• _Written task_: Track down the lines that contain "growth" and copy them.

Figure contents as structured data
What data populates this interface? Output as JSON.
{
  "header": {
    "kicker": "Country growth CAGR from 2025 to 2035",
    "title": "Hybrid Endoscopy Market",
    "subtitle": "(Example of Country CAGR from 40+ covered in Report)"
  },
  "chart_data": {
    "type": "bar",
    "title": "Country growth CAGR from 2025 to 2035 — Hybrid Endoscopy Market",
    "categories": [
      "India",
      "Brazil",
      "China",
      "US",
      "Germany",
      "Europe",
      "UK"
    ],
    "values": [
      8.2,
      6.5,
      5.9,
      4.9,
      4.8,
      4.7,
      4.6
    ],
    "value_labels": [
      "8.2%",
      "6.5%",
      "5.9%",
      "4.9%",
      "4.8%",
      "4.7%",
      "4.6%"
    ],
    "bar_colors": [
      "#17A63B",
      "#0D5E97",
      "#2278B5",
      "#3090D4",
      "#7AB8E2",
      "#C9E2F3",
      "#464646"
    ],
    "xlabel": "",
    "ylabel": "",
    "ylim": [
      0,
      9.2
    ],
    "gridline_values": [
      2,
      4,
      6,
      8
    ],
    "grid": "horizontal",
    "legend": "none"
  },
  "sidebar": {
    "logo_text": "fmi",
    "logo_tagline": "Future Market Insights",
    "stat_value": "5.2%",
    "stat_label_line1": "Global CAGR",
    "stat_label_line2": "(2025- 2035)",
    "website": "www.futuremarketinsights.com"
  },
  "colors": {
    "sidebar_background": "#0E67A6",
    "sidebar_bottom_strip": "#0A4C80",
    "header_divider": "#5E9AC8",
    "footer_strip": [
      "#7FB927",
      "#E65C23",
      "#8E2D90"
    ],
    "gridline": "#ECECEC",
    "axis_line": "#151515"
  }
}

• _Task answer_:
    "kicker": "Country growth CAGR from 2025 to 2035",
    "title": "Country growth CAGR from 2025 to 2035 — Hybrid Endoscopy Market",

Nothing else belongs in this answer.